Task to complete.
All the entries need to be quoted exactly, apart from the pictures, which you should drop.

════════════════════

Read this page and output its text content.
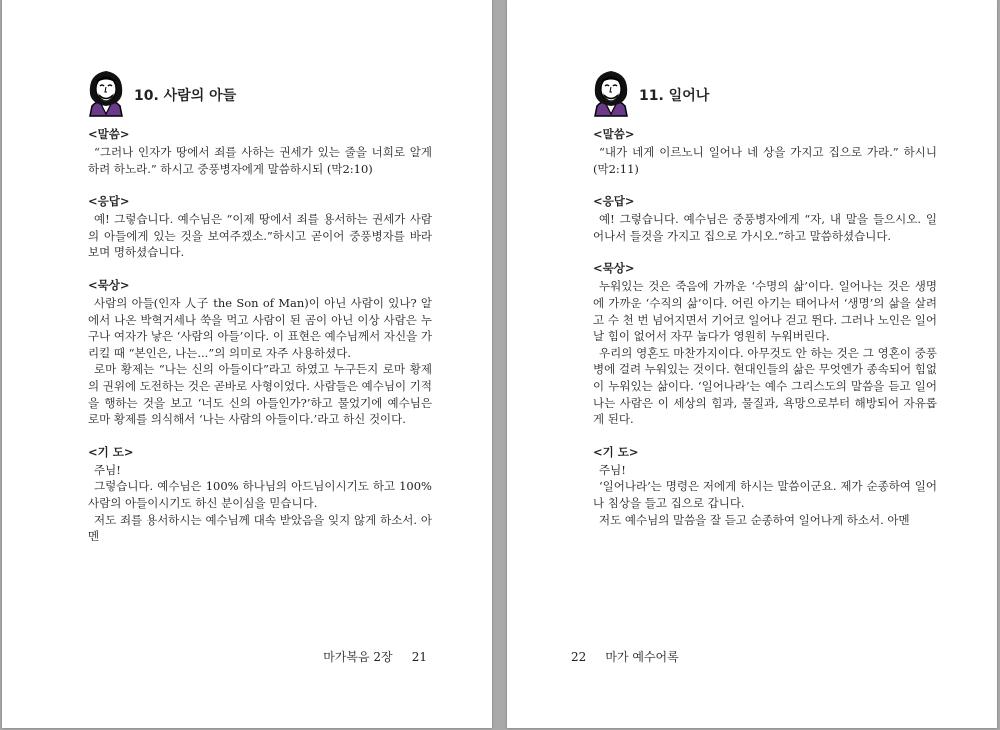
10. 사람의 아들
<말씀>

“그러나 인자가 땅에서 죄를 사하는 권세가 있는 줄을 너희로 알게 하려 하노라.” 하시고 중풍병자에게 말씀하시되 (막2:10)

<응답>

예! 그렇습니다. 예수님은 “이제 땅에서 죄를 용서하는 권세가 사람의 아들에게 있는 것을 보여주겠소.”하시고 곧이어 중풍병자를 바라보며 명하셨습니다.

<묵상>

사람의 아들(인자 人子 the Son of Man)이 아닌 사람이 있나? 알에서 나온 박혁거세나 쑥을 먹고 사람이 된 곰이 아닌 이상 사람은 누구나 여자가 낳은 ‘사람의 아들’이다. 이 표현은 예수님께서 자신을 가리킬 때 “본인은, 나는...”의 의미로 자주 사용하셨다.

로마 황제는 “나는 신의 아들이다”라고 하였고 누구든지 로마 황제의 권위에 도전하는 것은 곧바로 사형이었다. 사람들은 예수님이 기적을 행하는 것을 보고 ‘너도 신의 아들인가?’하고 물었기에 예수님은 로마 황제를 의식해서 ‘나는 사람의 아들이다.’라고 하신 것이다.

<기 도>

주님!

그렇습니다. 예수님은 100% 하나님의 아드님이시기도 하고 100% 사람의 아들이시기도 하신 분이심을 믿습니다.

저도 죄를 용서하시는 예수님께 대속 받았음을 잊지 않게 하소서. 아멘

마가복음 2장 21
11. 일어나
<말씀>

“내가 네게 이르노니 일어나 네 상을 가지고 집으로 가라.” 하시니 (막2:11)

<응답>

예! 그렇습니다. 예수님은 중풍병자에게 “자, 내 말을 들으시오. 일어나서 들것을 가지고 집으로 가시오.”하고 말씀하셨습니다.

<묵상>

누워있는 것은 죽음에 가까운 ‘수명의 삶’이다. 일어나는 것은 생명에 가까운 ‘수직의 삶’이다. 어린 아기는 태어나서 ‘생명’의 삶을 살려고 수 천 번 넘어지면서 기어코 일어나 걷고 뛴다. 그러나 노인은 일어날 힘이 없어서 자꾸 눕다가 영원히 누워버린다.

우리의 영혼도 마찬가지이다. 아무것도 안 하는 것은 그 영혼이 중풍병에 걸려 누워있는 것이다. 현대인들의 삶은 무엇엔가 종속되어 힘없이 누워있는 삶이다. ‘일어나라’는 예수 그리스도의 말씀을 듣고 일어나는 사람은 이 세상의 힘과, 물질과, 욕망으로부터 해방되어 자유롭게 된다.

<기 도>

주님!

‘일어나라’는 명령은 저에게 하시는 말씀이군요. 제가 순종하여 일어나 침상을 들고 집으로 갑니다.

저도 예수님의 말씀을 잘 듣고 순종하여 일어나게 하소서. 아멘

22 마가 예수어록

════════════════════

Answer to this exercise.
Read this page and output its text content.
10. 사람의 아들
<말씀>

“그러나 인자가 땅에서 죄를 사하는 권세가 있는 줄을 너희로 알게 하려 하노라.” 하시고 중풍병자에게 말씀하시되 (막2:10)

<응답>

예! 그렇습니다. 예수님은 “이제 땅에서 죄를 용서하는 권세가 사람의 아들에게 있는 것을 보여주겠소.”하시고 곧이어 중풍병자를 바라보며 명하셨습니다.

<묵상>

사람의 아들(인자 人子 the Son of Man)이 아닌 사람이 있나? 알에서 나온 박혁거세나 쑥을 먹고 사람이 된 곰이 아닌 이상 사람은 누구나 여자가 낳은 ‘사람의 아들’이다. 이 표현은 예수님께서 자신을 가리킬 때 “본인은, 나는...”의 의미로 자주 사용하셨다.

로마 황제는 “나는 신의 아들이다”라고 하였고 누구든지 로마 황제의 권위에 도전하는 것은 곧바로 사형이었다. 사람들은 예수님이 기적을 행하는 것을 보고 ‘너도 신의 아들인가?’하고 물었기에 예수님은 로마 황제를 의식해서 ‘나는 사람의 아들이다.’라고 하신 것이다.

<기 도>

주님!

그렇습니다. 예수님은 100% 하나님의 아드님이시기도 하고 100% 사람의 아들이시기도 하신 분이심을 믿습니다.

저도 죄를 용서하시는 예수님께 대속 받았음을 잊지 않게 하소서. 아멘

마가복음 2장 21
11. 일어나
<말씀>

“내가 네게 이르노니 일어나 네 상을 가지고 집으로 가라.” 하시니 (막2:11)

<응답>

예! 그렇습니다. 예수님은 중풍병자에게 “자, 내 말을 들으시오. 일어나서 들것을 가지고 집으로 가시오.”하고 말씀하셨습니다.

<묵상>

누워있는 것은 죽음에 가까운 ‘수명의 삶’이다. 일어나는 것은 생명에 가까운 ‘수직의 삶’이다. 어린 아기는 태어나서 ‘생명’의 삶을 살려고 수 천 번 넘어지면서 기어코 일어나 걷고 뛴다. 그러나 노인은 일어날 힘이 없어서 자꾸 눕다가 영원히 누워버린다.

우리의 영혼도 마찬가지이다. 아무것도 안 하는 것은 그 영혼이 중풍병에 걸려 누워있는 것이다. 현대인들의 삶은 무엇엔가 종속되어 힘없이 누워있는 삶이다. ‘일어나라’는 예수 그리스도의 말씀을 듣고 일어나는 사람은 이 세상의 힘과, 물질과, 욕망으로부터 해방되어 자유롭게 된다.

<기 도>

주님!

‘일어나라’는 명령은 저에게 하시는 말씀이군요. 제가 순종하여 일어나 침상을 들고 집으로 갑니다.

저도 예수님의 말씀을 잘 듣고 순종하여 일어나게 하소서. 아멘

22 마가 예수어록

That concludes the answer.